## WHAT YOU WILL DO
Each line that holds the word "this" is to be identified and copied.

* start ITEMS *

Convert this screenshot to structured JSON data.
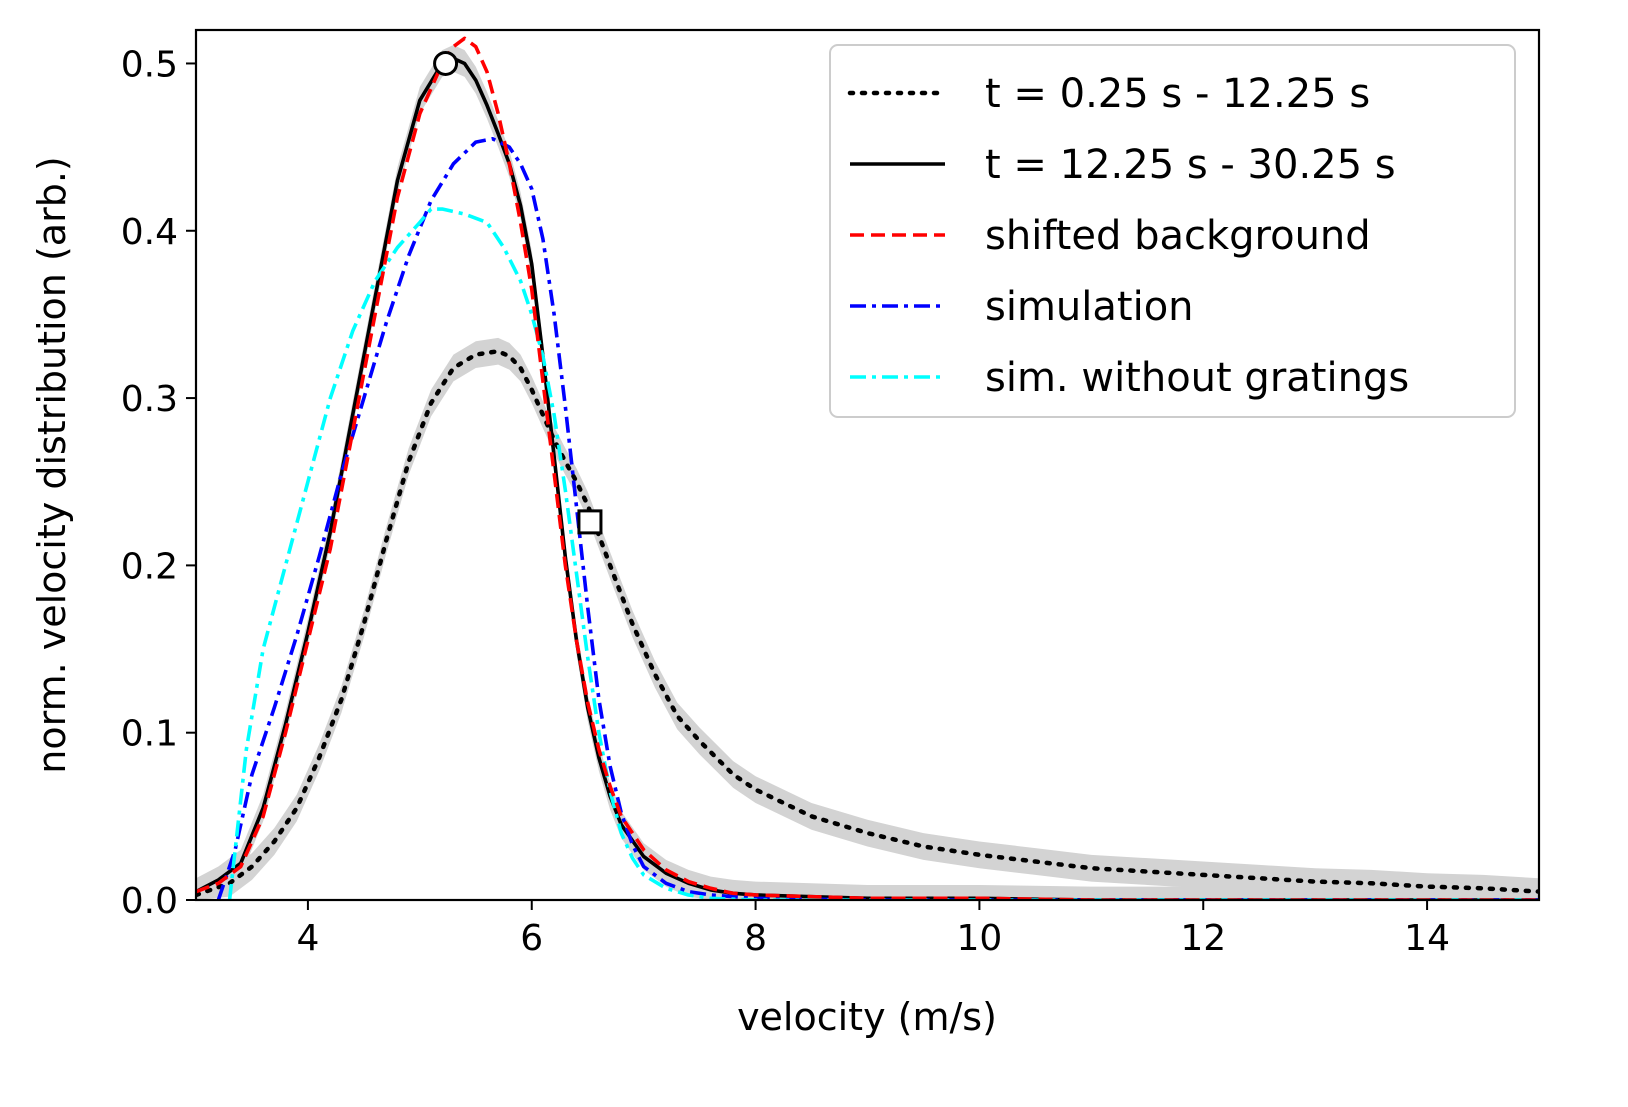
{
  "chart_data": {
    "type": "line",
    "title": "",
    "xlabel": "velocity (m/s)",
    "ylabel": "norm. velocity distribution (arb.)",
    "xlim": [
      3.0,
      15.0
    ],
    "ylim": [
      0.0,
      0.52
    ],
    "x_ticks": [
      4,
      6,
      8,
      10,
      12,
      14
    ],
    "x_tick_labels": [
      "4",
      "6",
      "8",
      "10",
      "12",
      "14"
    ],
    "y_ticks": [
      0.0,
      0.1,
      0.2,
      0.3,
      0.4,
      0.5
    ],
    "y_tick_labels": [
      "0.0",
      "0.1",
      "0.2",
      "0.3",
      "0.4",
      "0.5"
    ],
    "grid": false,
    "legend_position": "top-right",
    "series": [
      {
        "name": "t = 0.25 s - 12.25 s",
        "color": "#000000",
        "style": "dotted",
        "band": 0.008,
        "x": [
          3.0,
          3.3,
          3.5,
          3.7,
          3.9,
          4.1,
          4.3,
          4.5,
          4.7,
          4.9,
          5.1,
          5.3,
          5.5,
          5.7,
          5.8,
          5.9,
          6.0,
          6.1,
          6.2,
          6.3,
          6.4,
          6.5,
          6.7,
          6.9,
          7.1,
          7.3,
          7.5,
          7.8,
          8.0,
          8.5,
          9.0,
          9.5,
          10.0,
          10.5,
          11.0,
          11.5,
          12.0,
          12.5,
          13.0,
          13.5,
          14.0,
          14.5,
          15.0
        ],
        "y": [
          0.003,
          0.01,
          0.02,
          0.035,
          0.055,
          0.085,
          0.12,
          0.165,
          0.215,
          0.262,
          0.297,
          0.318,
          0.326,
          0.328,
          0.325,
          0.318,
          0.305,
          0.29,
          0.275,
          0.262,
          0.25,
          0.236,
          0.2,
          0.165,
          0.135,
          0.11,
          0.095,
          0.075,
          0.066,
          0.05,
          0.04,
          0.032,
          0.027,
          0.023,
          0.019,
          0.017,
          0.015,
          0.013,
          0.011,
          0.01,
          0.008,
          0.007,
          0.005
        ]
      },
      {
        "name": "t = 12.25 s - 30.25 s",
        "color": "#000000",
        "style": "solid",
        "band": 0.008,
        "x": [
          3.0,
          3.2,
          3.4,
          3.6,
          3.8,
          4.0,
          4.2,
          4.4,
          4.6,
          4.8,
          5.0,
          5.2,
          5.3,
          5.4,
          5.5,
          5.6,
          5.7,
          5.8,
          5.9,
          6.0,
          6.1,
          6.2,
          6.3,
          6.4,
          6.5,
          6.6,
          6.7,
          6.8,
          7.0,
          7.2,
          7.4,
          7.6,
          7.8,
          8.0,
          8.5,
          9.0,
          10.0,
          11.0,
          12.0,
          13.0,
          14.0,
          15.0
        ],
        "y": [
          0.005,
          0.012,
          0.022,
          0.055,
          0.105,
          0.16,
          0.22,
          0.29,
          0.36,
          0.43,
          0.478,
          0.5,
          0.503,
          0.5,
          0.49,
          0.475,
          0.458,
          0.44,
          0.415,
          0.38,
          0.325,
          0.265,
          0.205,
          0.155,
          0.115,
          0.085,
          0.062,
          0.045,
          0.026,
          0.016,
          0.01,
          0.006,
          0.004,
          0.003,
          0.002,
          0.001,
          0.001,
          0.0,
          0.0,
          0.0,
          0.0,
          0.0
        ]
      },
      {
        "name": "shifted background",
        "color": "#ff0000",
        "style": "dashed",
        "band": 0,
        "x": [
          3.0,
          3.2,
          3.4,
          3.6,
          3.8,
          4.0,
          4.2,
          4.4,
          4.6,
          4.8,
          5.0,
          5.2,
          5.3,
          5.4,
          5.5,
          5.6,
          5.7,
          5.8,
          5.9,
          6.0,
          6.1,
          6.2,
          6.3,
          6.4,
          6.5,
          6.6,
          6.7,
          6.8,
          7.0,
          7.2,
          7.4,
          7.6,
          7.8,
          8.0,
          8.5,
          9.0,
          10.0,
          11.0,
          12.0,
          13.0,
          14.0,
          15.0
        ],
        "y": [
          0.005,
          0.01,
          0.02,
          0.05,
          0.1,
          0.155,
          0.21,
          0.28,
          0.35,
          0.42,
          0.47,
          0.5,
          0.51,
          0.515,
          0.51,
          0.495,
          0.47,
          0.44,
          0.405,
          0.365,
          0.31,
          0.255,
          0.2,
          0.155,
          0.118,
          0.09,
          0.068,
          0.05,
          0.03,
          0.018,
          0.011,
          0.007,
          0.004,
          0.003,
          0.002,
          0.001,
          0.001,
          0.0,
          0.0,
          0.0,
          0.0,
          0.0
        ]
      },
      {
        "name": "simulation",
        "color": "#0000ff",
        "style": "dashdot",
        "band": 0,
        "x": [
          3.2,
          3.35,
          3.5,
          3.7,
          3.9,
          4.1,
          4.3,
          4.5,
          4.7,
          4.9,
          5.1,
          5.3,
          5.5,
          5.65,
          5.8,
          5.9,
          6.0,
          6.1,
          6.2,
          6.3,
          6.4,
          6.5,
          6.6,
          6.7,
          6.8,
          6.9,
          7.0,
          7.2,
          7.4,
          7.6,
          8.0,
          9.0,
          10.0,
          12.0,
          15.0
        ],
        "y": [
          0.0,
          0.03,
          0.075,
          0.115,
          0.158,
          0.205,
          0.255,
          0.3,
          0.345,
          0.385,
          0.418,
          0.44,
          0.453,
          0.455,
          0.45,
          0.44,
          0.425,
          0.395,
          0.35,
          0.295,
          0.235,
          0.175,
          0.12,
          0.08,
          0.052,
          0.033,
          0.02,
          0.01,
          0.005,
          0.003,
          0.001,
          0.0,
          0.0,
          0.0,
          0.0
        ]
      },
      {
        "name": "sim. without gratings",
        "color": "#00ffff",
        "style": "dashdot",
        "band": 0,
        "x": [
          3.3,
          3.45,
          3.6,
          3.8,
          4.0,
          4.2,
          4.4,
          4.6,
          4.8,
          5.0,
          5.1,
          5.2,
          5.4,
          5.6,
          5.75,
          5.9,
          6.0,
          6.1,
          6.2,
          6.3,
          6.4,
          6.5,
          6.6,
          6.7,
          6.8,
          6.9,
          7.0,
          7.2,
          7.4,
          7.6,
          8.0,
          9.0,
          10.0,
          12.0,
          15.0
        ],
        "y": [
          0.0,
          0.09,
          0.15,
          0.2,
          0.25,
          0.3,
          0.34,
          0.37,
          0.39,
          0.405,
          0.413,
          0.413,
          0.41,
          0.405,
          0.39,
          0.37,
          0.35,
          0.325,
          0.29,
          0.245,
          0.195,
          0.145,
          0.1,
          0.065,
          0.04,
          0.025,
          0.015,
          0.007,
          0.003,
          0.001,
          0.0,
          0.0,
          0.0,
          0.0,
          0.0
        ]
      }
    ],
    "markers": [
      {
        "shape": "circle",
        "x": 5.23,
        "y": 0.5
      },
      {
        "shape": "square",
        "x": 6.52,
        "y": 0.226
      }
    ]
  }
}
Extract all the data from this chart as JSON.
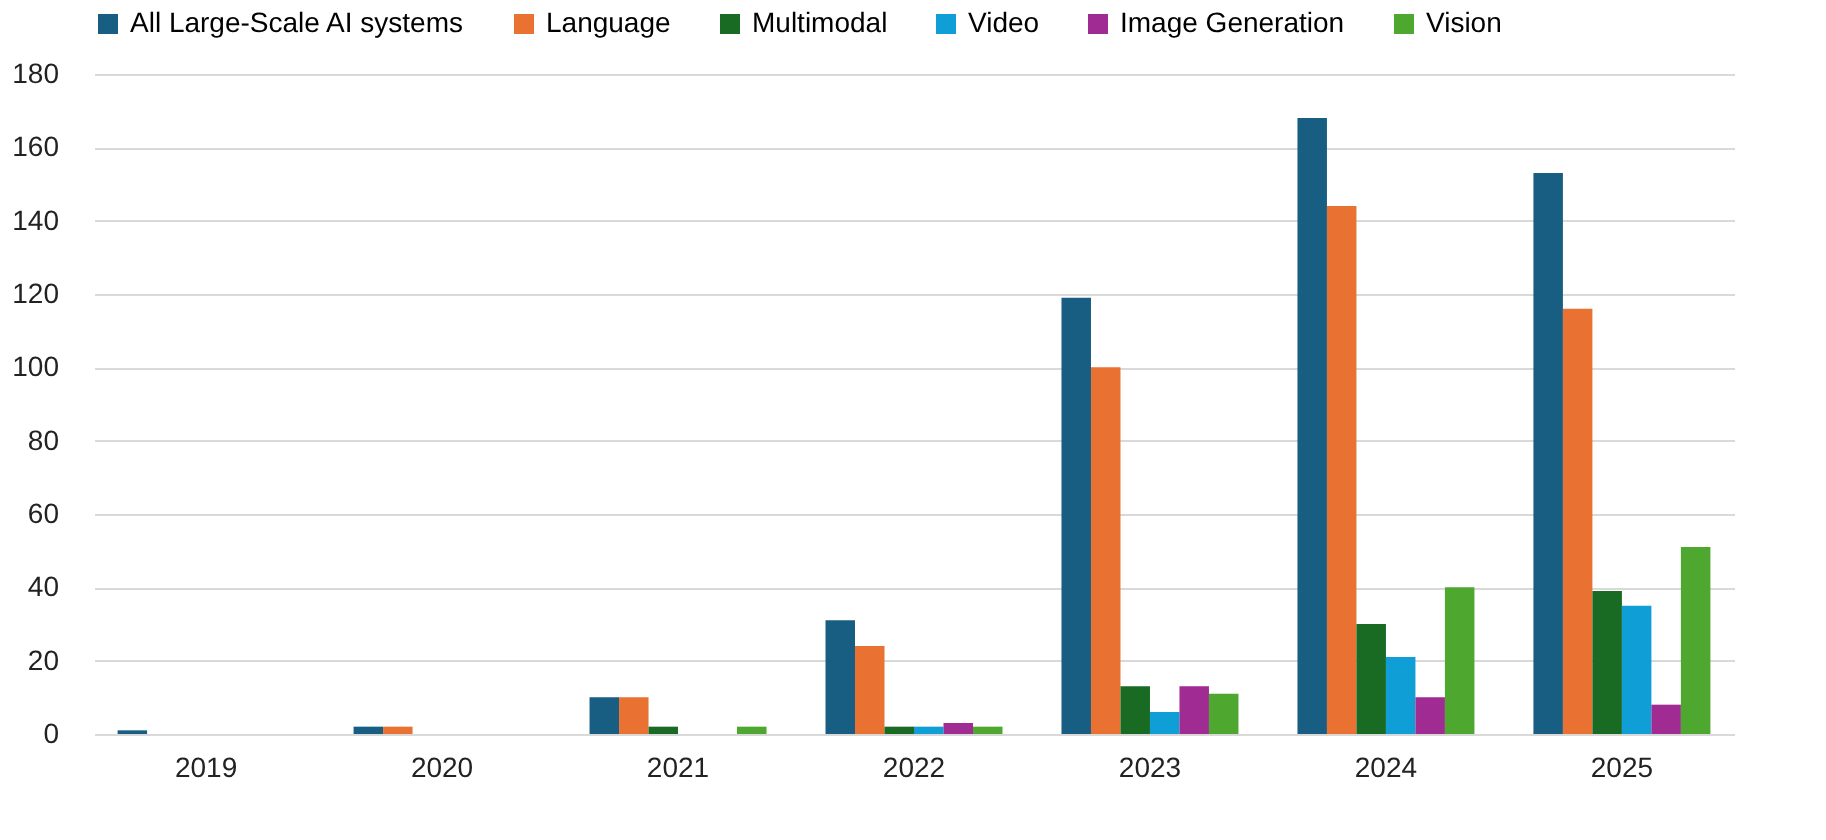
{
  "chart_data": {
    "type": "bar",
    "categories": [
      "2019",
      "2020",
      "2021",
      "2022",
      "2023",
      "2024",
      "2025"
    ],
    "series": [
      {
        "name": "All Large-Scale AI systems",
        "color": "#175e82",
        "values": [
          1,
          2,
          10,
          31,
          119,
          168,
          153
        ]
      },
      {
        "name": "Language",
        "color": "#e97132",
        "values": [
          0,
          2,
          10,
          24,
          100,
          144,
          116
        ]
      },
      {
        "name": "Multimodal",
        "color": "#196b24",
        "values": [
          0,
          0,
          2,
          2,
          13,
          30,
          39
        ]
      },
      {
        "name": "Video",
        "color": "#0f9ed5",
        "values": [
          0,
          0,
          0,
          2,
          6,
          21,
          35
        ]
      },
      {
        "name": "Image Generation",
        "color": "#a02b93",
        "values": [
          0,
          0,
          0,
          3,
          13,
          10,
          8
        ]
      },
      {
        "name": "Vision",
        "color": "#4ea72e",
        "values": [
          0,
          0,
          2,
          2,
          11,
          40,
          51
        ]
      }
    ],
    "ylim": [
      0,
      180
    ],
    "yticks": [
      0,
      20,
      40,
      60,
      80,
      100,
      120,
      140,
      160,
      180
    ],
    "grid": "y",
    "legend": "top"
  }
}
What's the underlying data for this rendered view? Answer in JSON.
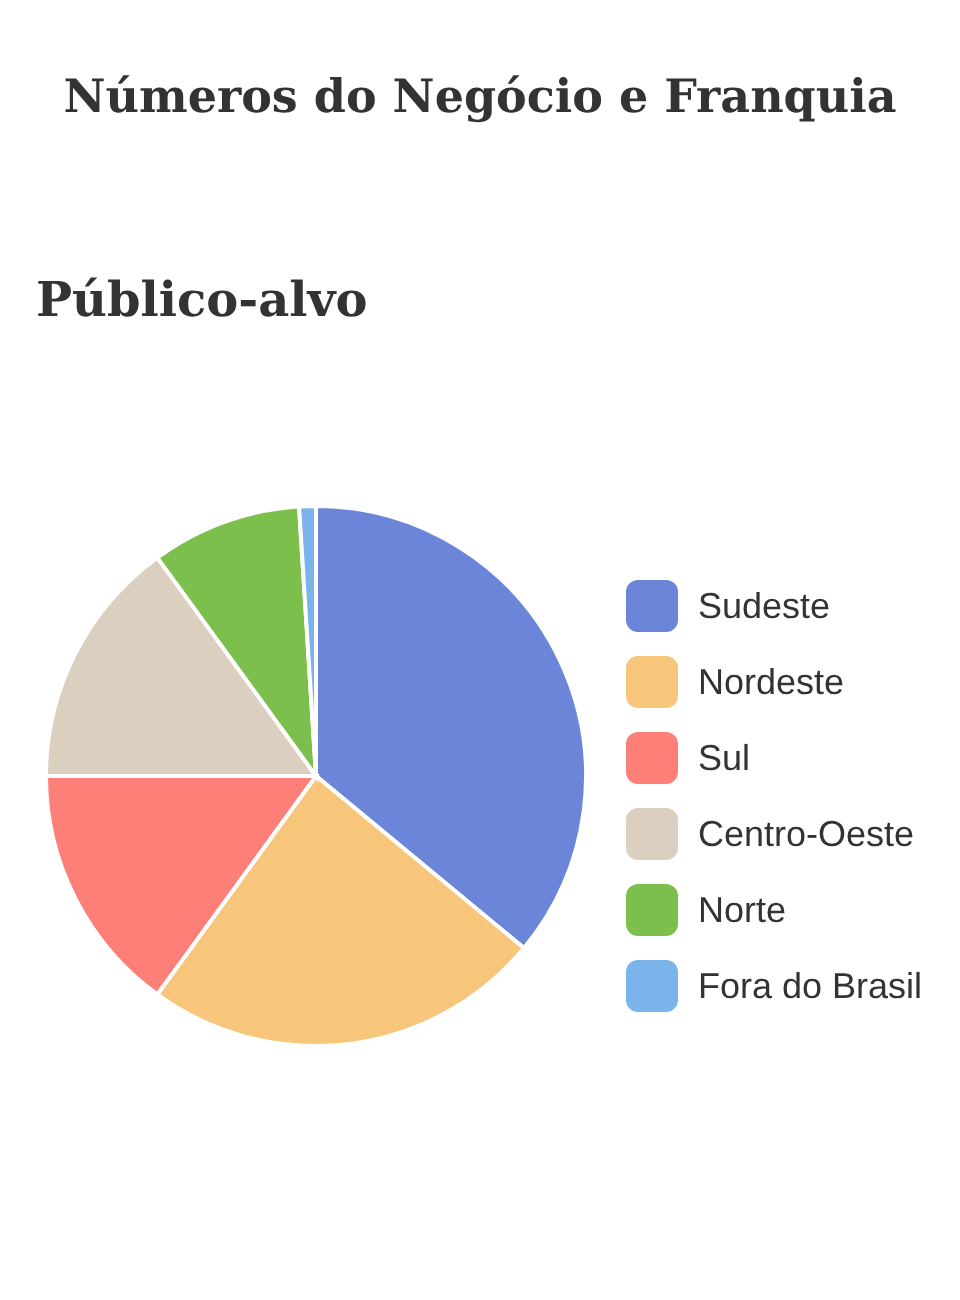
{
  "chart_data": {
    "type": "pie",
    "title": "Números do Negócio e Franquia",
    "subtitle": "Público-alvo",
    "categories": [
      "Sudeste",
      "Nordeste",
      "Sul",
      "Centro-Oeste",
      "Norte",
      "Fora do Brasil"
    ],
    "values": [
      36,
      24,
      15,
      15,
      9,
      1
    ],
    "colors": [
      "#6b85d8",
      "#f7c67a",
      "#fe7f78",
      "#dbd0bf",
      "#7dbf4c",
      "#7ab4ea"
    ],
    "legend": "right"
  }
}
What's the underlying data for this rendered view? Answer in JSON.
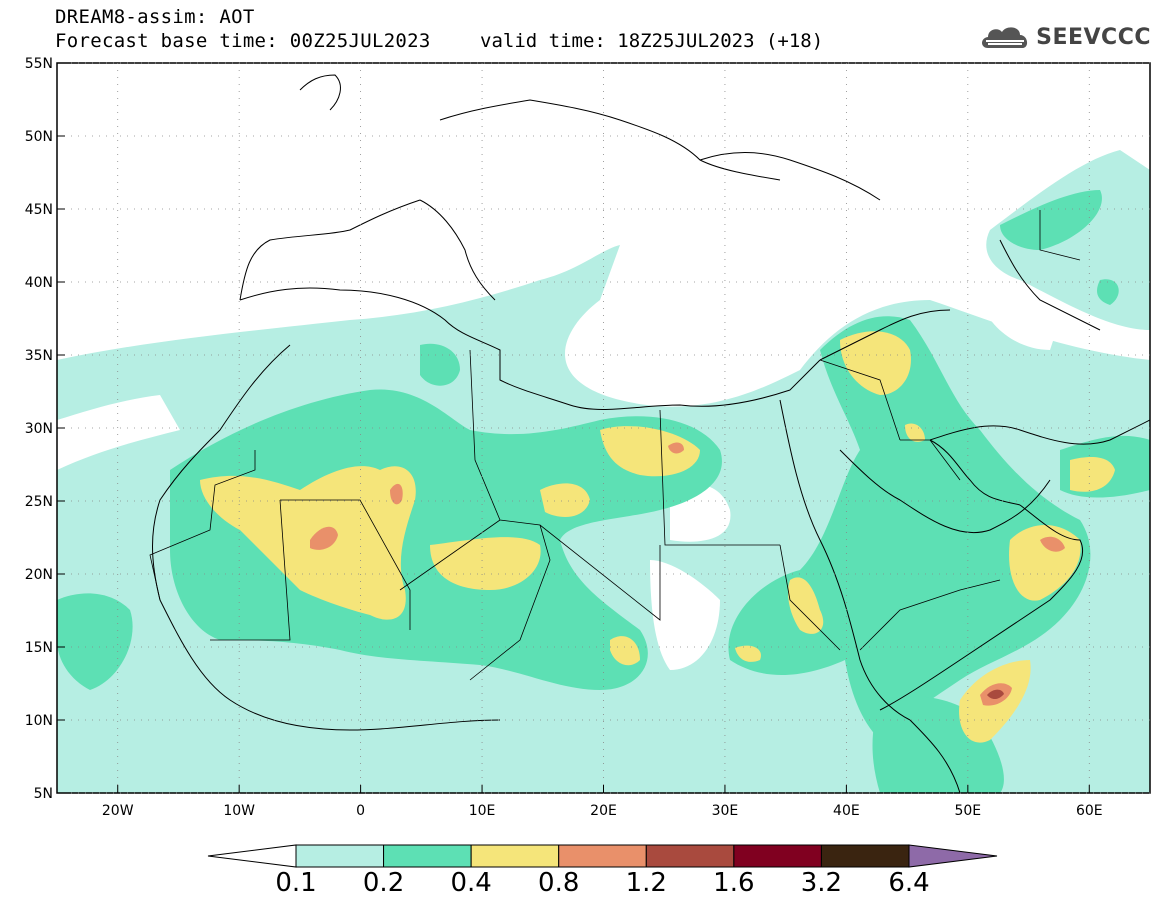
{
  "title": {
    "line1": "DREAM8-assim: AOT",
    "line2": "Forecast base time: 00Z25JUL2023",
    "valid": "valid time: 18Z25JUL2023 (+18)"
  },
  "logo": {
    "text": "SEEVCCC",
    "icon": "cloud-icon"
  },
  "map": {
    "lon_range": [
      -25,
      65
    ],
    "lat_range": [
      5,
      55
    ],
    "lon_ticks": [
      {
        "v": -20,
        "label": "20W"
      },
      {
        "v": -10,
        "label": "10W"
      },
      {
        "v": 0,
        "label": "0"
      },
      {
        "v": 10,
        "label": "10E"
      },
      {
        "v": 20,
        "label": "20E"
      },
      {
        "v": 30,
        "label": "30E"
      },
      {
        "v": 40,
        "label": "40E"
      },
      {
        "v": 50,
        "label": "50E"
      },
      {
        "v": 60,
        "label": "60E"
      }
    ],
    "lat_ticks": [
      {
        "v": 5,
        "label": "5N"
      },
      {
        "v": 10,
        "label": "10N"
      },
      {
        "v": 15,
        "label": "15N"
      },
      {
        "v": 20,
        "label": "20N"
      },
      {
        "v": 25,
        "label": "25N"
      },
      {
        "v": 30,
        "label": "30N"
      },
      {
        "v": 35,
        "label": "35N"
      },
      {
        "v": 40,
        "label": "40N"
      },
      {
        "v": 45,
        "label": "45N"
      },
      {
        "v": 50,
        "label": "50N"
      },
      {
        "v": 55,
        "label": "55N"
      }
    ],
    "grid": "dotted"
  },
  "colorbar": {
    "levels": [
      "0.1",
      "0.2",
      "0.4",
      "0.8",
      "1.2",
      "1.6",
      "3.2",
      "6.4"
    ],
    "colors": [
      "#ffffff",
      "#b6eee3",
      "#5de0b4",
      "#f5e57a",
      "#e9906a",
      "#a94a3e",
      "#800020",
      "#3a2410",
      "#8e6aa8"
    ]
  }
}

* end ITEMS *

## SOLUTION
Convert this screenshot to structured JSON data.
Extract all the data from this chart as JSON.
What's the underlying data for this rendered view? Answer in JSON.
What's the underlying data for this rendered view? Answer in JSON.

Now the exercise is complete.